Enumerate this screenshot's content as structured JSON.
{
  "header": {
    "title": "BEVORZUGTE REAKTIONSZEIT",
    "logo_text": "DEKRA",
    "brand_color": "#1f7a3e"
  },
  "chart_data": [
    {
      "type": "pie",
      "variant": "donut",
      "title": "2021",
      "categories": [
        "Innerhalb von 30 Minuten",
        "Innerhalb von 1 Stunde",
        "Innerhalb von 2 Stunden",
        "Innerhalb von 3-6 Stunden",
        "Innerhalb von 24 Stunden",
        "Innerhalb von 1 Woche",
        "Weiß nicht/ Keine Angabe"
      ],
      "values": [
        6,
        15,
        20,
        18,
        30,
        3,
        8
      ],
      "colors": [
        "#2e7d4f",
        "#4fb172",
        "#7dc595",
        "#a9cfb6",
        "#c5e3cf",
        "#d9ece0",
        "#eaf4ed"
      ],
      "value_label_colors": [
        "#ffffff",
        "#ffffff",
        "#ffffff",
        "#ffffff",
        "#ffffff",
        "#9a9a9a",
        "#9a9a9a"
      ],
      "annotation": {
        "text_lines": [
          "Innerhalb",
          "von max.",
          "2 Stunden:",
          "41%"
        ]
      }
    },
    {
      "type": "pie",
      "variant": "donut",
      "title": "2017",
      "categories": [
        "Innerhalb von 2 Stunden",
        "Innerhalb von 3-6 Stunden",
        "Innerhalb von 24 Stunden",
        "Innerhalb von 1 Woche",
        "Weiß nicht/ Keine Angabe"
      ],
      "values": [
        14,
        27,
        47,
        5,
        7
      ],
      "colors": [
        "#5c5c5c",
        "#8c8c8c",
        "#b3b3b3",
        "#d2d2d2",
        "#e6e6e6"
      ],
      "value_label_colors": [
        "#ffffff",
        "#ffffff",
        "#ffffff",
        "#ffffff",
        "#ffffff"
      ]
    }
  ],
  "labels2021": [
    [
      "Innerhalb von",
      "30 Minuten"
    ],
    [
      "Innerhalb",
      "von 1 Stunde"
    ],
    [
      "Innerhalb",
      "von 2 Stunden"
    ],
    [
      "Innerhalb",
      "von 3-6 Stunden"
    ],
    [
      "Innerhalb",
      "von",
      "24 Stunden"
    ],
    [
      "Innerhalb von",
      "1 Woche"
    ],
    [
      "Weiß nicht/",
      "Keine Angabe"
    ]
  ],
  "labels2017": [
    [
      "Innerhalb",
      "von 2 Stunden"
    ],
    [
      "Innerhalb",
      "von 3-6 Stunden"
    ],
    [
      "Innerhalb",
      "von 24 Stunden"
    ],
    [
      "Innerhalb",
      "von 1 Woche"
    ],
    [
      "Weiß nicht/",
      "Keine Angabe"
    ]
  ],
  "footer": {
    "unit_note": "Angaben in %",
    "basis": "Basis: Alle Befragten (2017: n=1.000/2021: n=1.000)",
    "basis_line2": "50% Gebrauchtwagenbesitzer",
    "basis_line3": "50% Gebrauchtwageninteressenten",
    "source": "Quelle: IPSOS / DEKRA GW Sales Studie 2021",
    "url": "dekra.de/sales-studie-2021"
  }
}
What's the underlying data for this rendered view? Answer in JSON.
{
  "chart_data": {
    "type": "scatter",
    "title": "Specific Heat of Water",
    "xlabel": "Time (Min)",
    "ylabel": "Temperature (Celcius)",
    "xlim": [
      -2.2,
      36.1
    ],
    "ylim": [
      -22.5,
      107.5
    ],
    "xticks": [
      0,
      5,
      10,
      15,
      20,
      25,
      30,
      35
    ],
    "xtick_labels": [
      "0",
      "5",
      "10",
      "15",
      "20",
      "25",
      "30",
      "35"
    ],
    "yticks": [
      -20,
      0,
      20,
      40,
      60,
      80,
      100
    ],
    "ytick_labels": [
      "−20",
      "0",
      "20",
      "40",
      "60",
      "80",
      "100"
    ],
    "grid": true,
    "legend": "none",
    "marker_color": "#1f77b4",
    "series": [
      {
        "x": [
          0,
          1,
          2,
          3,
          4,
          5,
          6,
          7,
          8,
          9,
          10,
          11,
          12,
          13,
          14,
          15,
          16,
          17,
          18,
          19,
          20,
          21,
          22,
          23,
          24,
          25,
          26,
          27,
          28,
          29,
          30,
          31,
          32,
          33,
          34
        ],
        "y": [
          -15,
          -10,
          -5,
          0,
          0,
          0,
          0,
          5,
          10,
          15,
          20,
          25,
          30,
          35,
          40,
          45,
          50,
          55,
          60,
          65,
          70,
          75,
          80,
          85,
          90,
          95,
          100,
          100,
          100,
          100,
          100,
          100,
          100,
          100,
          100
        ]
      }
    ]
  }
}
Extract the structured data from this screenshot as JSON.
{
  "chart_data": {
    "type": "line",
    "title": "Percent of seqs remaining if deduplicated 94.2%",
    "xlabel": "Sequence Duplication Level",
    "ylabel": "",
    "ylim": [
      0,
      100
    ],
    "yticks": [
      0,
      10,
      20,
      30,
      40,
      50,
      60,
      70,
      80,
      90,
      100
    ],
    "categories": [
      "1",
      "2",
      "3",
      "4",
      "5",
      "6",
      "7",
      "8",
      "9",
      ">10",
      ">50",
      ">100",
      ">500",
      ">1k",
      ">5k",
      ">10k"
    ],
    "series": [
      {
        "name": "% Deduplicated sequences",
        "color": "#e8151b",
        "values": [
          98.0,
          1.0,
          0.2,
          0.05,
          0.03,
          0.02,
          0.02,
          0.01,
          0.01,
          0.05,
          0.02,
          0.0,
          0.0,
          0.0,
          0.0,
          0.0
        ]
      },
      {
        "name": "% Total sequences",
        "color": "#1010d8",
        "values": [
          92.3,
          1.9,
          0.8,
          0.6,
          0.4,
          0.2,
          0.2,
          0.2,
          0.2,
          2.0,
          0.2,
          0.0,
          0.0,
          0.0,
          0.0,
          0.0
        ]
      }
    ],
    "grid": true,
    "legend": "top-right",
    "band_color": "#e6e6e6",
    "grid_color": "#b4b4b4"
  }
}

· · · · · · ·

__Short task__
Take the line in which "Extract the structured" occurs and each subsequent line through the end; give these lines again without alteration.

__Answer to this task__
Extract the structured data from this screenshot as JSON.
{
  "chart_data": {
    "type": "line",
    "title": "Percent of seqs remaining if deduplicated 94.2%",
    "xlabel": "Sequence Duplication Level",
    "ylabel": "",
    "ylim": [
      0,
      100
    ],
    "yticks": [
      0,
      10,
      20,
      30,
      40,
      50,
      60,
      70,
      80,
      90,
      100
    ],
    "categories": [
      "1",
      "2",
      "3",
      "4",
      "5",
      "6",
      "7",
      "8",
      "9",
      ">10",
      ">50",
      ">100",
      ">500",
      ">1k",
      ">5k",
      ">10k"
    ],
    "series": [
      {
        "name": "% Deduplicated sequences",
        "color": "#e8151b",
        "values": [
          98.0,
          1.0,
          0.2,
          0.05,
          0.03,
          0.02,
          0.02,
          0.01,
          0.01,
          0.05,
          0.02,
          0.0,
          0.0,
          0.0,
          0.0,
          0.0
        ]
      },
      {
        "name": "% Total sequences",
        "color": "#1010d8",
        "values": [
          92.3,
          1.9,
          0.8,
          0.6,
          0.4,
          0.2,
          0.2,
          0.2,
          0.2,
          2.0,
          0.2,
          0.0,
          0.0,
          0.0,
          0.0,
          0.0
        ]
      }
    ],
    "grid": true,
    "legend": "top-right",
    "band_color": "#e6e6e6",
    "grid_color": "#b4b4b4"
  }
}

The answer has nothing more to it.